What is expected
Determine the number of lines in the listing below where the string "Ostini" occurs; answer with the number alone.
---- Data shown
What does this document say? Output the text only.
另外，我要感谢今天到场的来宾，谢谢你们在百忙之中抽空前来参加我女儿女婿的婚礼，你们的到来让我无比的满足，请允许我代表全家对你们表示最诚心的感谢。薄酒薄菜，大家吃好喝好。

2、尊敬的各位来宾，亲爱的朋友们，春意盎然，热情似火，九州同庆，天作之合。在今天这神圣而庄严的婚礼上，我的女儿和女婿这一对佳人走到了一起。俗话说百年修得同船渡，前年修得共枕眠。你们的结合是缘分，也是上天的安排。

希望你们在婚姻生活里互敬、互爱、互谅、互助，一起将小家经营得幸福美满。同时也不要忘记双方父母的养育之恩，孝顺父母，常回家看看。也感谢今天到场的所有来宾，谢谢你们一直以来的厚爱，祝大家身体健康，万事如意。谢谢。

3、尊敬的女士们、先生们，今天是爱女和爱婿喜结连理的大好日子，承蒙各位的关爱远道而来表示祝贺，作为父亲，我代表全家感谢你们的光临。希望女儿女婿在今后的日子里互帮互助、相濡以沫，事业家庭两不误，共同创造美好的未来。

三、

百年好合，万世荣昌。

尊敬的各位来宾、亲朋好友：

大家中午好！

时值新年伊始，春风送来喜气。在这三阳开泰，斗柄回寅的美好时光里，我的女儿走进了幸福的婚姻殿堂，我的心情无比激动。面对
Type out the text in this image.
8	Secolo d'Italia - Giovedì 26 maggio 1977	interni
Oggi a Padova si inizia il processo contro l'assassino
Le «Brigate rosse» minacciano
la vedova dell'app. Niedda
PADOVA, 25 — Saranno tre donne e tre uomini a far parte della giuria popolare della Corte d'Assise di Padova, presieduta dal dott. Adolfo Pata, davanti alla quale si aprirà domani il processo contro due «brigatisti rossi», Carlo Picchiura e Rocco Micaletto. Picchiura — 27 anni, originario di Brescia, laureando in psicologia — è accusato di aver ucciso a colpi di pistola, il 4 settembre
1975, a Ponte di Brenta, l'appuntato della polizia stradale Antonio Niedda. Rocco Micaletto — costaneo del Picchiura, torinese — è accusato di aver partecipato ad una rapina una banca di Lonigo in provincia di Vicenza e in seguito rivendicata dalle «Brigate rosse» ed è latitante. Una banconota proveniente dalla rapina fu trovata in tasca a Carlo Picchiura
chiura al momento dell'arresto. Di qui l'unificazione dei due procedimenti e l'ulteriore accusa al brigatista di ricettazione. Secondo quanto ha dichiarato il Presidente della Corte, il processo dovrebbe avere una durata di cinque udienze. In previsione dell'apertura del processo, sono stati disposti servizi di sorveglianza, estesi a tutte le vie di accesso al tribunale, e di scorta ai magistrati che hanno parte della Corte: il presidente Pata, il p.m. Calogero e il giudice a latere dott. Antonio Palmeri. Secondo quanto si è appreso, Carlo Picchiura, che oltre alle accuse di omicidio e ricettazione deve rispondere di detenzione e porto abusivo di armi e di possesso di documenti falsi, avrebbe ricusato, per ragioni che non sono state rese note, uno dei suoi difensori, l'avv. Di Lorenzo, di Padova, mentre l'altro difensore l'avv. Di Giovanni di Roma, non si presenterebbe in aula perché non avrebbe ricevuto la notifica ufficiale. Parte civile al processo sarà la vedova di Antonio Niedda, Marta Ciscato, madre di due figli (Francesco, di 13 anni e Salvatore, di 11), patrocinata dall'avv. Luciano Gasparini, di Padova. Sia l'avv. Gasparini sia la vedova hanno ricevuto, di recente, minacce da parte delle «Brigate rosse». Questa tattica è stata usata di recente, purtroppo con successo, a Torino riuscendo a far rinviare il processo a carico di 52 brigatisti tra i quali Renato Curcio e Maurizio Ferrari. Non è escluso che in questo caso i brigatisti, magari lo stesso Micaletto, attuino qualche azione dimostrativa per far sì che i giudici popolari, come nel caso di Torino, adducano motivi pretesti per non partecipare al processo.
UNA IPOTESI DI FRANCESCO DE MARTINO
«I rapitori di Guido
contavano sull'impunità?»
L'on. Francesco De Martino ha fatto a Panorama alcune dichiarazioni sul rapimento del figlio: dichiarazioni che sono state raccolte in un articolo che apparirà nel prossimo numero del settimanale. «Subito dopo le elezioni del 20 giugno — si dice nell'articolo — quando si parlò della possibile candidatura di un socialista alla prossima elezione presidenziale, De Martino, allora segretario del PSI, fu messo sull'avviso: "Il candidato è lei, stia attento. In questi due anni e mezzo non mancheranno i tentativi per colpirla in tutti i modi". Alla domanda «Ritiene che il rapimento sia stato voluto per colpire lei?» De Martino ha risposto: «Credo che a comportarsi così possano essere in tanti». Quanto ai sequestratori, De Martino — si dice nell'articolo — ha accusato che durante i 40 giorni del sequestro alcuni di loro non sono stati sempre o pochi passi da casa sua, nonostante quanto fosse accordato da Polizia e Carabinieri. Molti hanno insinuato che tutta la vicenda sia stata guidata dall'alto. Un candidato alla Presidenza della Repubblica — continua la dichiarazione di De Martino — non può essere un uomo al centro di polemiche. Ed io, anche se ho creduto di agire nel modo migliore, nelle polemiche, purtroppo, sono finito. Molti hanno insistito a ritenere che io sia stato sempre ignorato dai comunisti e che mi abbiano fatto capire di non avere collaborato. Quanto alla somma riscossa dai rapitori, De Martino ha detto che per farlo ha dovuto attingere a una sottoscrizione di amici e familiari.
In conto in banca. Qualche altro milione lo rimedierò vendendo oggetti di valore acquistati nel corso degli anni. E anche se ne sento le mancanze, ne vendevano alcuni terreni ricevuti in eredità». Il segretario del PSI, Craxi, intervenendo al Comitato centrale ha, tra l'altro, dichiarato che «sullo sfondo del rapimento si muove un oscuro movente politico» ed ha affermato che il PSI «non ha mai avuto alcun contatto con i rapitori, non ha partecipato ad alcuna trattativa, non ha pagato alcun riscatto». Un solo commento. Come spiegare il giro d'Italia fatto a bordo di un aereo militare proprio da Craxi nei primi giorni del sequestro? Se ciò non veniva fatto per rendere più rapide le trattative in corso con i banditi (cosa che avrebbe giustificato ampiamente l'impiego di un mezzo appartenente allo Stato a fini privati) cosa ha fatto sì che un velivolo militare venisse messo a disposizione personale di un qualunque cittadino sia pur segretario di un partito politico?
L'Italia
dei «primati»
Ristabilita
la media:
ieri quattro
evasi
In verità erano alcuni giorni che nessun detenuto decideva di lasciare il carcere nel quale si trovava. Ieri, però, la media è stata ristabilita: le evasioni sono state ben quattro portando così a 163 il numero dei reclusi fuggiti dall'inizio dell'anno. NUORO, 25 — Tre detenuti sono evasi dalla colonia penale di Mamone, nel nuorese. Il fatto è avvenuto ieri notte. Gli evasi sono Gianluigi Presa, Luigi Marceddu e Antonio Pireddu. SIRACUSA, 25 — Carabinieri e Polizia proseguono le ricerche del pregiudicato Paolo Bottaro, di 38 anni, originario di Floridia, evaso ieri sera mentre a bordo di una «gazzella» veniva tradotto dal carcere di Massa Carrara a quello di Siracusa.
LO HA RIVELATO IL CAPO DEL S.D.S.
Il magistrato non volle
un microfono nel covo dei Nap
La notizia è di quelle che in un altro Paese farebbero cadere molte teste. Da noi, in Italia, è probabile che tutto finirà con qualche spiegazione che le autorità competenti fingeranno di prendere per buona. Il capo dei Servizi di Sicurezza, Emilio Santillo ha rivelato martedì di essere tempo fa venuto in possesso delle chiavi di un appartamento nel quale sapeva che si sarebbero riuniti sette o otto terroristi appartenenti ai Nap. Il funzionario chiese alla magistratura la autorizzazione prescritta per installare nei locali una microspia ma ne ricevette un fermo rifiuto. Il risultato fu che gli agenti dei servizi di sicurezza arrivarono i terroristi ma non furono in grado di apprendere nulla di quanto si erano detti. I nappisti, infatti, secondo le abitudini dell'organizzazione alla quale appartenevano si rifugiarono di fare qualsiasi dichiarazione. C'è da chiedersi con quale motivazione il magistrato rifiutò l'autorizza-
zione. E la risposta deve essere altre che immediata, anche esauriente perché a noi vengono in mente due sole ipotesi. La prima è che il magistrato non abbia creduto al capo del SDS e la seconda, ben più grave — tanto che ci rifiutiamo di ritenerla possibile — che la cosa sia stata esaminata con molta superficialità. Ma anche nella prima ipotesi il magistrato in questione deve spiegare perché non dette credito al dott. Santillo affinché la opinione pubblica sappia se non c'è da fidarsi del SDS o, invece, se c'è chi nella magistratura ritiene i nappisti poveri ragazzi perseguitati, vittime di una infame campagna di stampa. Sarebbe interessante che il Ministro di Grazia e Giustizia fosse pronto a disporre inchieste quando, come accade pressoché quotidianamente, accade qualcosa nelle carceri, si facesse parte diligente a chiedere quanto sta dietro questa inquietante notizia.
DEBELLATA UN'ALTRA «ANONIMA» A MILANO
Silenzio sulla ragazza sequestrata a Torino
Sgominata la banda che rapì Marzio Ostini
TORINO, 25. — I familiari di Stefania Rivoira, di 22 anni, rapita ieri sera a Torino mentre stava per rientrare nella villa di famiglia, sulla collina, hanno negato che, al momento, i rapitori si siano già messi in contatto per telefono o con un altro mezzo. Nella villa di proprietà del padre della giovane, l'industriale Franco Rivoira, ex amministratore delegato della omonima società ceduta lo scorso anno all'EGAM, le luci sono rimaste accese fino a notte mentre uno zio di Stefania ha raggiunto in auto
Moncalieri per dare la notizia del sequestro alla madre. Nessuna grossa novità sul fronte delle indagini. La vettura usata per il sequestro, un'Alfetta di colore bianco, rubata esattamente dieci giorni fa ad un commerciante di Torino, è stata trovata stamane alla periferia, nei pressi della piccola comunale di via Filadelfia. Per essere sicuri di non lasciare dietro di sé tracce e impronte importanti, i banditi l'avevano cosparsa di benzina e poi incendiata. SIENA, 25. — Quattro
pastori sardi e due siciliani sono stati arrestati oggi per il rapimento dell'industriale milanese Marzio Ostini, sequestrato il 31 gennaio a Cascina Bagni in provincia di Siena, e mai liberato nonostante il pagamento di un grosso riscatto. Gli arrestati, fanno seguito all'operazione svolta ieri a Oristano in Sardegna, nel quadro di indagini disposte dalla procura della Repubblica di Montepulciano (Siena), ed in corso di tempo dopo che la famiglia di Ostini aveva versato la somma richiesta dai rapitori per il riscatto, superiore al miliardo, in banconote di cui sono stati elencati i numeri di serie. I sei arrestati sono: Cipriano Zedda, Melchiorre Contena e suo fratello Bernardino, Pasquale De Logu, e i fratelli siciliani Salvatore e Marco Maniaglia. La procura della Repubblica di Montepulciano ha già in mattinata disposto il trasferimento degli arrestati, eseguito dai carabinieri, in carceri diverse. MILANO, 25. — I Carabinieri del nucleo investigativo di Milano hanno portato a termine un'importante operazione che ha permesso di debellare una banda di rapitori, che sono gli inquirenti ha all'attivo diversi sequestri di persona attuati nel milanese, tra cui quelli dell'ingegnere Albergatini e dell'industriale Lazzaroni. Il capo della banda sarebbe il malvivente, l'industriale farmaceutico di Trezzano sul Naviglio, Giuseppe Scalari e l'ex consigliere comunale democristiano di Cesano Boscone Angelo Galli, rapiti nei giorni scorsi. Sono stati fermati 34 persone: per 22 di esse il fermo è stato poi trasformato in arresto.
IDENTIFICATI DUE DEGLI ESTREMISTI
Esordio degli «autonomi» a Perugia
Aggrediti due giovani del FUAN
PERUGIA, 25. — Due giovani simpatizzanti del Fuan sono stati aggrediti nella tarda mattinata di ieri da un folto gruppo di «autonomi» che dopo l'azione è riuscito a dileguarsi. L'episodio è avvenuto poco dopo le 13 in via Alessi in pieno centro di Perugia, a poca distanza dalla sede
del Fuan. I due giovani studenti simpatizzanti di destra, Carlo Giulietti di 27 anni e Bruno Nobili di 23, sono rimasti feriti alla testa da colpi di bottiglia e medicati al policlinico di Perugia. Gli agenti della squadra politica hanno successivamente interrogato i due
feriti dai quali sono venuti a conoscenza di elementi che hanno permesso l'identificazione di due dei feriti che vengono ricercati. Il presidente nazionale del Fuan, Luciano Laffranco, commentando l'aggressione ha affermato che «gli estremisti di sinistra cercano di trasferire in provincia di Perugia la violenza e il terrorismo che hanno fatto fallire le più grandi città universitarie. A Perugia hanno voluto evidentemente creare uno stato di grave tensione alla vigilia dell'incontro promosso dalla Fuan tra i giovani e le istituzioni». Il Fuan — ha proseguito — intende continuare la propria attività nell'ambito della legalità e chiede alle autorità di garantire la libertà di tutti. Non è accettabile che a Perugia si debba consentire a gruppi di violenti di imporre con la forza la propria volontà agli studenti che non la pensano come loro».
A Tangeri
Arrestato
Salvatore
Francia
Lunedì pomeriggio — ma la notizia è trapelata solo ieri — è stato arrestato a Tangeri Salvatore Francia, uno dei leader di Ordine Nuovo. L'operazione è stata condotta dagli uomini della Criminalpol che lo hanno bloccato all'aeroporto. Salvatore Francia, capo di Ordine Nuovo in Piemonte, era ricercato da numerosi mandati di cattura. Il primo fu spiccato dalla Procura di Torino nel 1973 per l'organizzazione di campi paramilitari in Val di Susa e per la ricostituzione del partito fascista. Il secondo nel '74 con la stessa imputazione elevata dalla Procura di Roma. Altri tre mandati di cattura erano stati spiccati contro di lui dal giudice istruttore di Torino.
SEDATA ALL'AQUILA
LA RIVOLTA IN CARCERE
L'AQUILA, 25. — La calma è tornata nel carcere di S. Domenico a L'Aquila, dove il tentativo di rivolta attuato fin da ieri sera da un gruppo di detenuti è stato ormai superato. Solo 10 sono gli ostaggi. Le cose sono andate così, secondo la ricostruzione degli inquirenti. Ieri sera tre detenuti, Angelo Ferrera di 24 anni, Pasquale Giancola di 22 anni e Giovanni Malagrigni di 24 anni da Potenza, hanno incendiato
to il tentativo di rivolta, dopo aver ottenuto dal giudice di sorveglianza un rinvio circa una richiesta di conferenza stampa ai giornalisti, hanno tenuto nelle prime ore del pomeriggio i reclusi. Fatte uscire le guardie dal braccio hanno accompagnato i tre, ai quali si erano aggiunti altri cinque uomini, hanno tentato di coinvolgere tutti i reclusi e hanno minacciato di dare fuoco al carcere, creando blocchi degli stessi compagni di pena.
--------
Exercise solution
2